• **Work required**: Below are some records; reproduce every one of them exactly.

* Begin Data shown *

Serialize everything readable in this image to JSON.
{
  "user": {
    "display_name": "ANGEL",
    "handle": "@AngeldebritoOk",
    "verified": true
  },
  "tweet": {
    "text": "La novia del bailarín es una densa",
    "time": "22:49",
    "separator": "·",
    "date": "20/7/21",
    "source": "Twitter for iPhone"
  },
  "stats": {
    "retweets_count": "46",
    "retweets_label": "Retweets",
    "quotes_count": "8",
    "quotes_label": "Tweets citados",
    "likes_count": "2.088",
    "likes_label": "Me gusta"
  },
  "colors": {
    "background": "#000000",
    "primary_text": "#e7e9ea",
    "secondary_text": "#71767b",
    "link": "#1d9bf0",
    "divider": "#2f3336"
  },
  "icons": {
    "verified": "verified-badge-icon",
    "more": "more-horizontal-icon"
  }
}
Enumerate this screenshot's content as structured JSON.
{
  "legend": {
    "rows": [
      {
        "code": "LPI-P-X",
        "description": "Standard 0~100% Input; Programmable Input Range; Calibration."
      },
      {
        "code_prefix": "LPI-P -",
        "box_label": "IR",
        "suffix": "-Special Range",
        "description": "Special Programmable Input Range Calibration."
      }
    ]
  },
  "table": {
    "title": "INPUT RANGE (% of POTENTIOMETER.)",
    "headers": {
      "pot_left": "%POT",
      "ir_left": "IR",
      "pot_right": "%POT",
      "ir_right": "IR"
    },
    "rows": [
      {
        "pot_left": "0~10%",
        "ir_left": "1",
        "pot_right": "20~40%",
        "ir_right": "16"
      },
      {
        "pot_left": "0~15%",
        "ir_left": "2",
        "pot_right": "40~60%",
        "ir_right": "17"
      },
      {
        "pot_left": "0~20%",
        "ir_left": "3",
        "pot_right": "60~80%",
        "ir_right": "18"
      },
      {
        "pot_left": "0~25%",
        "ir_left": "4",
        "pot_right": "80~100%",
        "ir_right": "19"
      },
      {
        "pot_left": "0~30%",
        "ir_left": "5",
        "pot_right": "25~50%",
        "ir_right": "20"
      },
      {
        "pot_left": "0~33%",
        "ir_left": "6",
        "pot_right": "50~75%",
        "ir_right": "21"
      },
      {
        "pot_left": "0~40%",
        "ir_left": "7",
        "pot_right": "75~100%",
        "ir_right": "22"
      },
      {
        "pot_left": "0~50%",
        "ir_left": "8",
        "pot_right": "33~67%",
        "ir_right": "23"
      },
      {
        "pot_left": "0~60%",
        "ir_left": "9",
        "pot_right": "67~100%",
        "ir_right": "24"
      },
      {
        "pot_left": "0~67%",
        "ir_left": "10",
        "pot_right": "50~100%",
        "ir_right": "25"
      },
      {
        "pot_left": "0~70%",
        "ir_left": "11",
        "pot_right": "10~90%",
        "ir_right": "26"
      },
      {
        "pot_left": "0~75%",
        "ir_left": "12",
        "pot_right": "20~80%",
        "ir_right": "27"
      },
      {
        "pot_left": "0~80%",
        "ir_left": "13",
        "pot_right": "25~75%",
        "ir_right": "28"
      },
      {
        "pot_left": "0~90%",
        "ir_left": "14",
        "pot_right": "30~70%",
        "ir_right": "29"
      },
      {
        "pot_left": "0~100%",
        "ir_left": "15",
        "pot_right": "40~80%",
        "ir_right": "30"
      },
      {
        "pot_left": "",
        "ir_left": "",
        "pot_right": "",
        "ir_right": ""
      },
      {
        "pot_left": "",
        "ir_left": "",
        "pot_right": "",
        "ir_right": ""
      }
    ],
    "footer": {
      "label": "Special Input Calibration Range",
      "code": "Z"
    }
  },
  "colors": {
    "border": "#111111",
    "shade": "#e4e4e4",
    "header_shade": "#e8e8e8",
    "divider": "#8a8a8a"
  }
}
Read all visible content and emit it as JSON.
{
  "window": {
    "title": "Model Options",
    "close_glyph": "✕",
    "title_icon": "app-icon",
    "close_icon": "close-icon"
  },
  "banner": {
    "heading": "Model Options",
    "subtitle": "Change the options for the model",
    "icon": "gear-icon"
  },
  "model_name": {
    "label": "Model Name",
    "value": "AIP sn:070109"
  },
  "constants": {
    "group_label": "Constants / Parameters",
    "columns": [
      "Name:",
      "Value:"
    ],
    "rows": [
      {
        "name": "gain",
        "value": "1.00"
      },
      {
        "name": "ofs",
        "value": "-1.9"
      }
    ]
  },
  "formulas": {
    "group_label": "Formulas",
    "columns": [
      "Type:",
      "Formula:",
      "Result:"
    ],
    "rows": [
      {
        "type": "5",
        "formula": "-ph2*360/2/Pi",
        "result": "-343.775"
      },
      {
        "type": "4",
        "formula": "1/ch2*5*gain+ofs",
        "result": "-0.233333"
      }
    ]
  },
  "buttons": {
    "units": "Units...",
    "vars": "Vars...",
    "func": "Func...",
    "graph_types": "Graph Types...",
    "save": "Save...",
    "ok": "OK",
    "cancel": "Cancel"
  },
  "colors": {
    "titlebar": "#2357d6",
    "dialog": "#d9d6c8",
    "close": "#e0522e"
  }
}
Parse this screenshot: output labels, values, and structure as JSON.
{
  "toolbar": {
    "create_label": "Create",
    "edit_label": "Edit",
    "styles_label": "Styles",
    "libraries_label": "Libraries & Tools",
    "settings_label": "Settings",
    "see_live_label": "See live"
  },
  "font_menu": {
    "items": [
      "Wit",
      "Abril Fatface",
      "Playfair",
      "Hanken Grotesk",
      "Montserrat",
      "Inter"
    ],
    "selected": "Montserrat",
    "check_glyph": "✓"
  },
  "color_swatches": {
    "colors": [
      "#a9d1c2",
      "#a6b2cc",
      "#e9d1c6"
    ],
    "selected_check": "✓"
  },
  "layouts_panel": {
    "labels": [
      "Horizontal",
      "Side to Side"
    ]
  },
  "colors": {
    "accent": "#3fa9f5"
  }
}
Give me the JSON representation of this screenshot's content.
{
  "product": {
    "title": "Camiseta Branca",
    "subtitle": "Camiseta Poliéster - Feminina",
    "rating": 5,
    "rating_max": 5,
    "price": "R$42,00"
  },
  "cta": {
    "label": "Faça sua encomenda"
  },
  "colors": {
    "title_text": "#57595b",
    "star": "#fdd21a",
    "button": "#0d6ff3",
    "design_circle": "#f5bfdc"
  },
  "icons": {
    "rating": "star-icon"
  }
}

* End Data shown *

• **Problem solution**:
Serialize everything readable in this image to JSON.
{
  "user": {
    "display_name": "ANGEL",
    "handle": "@AngeldebritoOk",
    "verified": true
  },
  "tweet": {
    "text": "La novia del bailarín es una densa",
    "time": "22:49",
    "separator": "·",
    "date": "20/7/21",
    "source": "Twitter for iPhone"
  },
  "stats": {
    "retweets_count": "46",
    "retweets_label": "Retweets",
    "quotes_count": "8",
    "quotes_label": "Tweets citados",
    "likes_count": "2.088",
    "likes_label": "Me gusta"
  },
  "colors": {
    "background": "#000000",
    "primary_text": "#e7e9ea",
    "secondary_text": "#71767b",
    "link": "#1d9bf0",
    "divider": "#2f3336"
  },
  "icons": {
    "verified": "verified-badge-icon",
    "more": "more-horizontal-icon"
  }
}
Enumerate this screenshot's content as structured JSON.
{
  "legend": {
    "rows": [
      {
        "code": "LPI-P-X",
        "description": "Standard 0~100% Input; Programmable Input Range; Calibration."
      },
      {
        "code_prefix": "LPI-P -",
        "box_label": "IR",
        "suffix": "-Special Range",
        "description": "Special Programmable Input Range Calibration."
      }
    ]
  },
  "table": {
    "title": "INPUT RANGE (% of POTENTIOMETER.)",
    "headers": {
      "pot_left": "%POT",
      "ir_left": "IR",
      "pot_right": "%POT",
      "ir_right": "IR"
    },
    "rows": [
      {
        "pot_left": "0~10%",
        "ir_left": "1",
        "pot_right": "20~40%",
        "ir_right": "16"
      },
      {
        "pot_left": "0~15%",
        "ir_left": "2",
        "pot_right": "40~60%",
        "ir_right": "17"
      },
      {
        "pot_left": "0~20%",
        "ir_left": "3",
        "pot_right": "60~80%",
        "ir_right": "18"
      },
      {
        "pot_left": "0~25%",
        "ir_left": "4",
        "pot_right": "80~100%",
        "ir_right": "19"
      },
      {
        "pot_left": "0~30%",
        "ir_left": "5",
        "pot_right": "25~50%",
        "ir_right": "20"
      },
      {
        "pot_left": "0~33%",
        "ir_left": "6",
        "pot_right": "50~75%",
        "ir_right": "21"
      },
      {
        "pot_left": "0~40%",
        "ir_left": "7",
        "pot_right": "75~100%",
        "ir_right": "22"
      },
      {
        "pot_left": "0~50%",
        "ir_left": "8",
        "pot_right": "33~67%",
        "ir_right": "23"
      },
      {
        "pot_left": "0~60%",
        "ir_left": "9",
        "pot_right": "67~100%",
        "ir_right": "24"
      },
      {
        "pot_left": "0~67%",
        "ir_left": "10",
        "pot_right": "50~100%",
        "ir_right": "25"
      },
      {
        "pot_left": "0~70%",
        "ir_left": "11",
        "pot_right": "10~90%",
        "ir_right": "26"
      },
      {
        "pot_left": "0~75%",
        "ir_left": "12",
        "pot_right": "20~80%",
        "ir_right": "27"
      },
      {
        "pot_left": "0~80%",
        "ir_left": "13",
        "pot_right": "25~75%",
        "ir_right": "28"
      },
      {
        "pot_left": "0~90%",
        "ir_left": "14",
        "pot_right": "30~70%",
        "ir_right": "29"
      },
      {
        "pot_left": "0~100%",
        "ir_left": "15",
        "pot_right": "40~80%",
        "ir_right": "30"
      },
      {
        "pot_left": "",
        "ir_left": "",
        "pot_right": "",
        "ir_right": ""
      },
      {
        "pot_left": "",
        "ir_left": "",
        "pot_right": "",
        "ir_right": ""
      }
    ],
    "footer": {
      "label": "Special Input Calibration Range",
      "code": "Z"
    }
  },
  "colors": {
    "border": "#111111",
    "shade": "#e4e4e4",
    "header_shade": "#e8e8e8",
    "divider": "#8a8a8a"
  }
}
Read all visible content and emit it as JSON.
{
  "window": {
    "title": "Model Options",
    "close_glyph": "✕",
    "title_icon": "app-icon",
    "close_icon": "close-icon"
  },
  "banner": {
    "heading": "Model Options",
    "subtitle": "Change the options for the model",
    "icon": "gear-icon"
  },
  "model_name": {
    "label": "Model Name",
    "value": "AIP sn:070109"
  },
  "constants": {
    "group_label": "Constants / Parameters",
    "columns": [
      "Name:",
      "Value:"
    ],
    "rows": [
      {
        "name": "gain",
        "value": "1.00"
      },
      {
        "name": "ofs",
        "value": "-1.9"
      }
    ]
  },
  "formulas": {
    "group_label": "Formulas",
    "columns": [
      "Type:",
      "Formula:",
      "Result:"
    ],
    "rows": [
      {
        "type": "5",
        "formula": "-ph2*360/2/Pi",
        "result": "-343.775"
      },
      {
        "type": "4",
        "formula": "1/ch2*5*gain+ofs",
        "result": "-0.233333"
      }
    ]
  },
  "buttons": {
    "units": "Units...",
    "vars": "Vars...",
    "func": "Func...",
    "graph_types": "Graph Types...",
    "save": "Save...",
    "ok": "OK",
    "cancel": "Cancel"
  },
  "colors": {
    "titlebar": "#2357d6",
    "dialog": "#d9d6c8",
    "close": "#e0522e"
  }
}
Parse this screenshot: output labels, values, and structure as JSON.
{
  "toolbar": {
    "create_label": "Create",
    "edit_label": "Edit",
    "styles_label": "Styles",
    "libraries_label": "Libraries & Tools",
    "settings_label": "Settings",
    "see_live_label": "See live"
  },
  "font_menu": {
    "items": [
      "Wit",
      "Abril Fatface",
      "Playfair",
      "Hanken Grotesk",
      "Montserrat",
      "Inter"
    ],
    "selected": "Montserrat",
    "check_glyph": "✓"
  },
  "color_swatches": {
    "colors": [
      "#a9d1c2",
      "#a6b2cc",
      "#e9d1c6"
    ],
    "selected_check": "✓"
  },
  "layouts_panel": {
    "labels": [
      "Horizontal",
      "Side to Side"
    ]
  },
  "colors": {
    "accent": "#3fa9f5"
  }
}
Give me the JSON representation of this screenshot's content.
{
  "product": {
    "title": "Camiseta Branca",
    "subtitle": "Camiseta Poliéster - Feminina",
    "rating": 5,
    "rating_max": 5,
    "price": "R$42,00"
  },
  "cta": {
    "label": "Faça sua encomenda"
  },
  "colors": {
    "title_text": "#57595b",
    "star": "#fdd21a",
    "button": "#0d6ff3",
    "design_circle": "#f5bfdc"
  },
  "icons": {
    "rating": "star-icon"
  }
}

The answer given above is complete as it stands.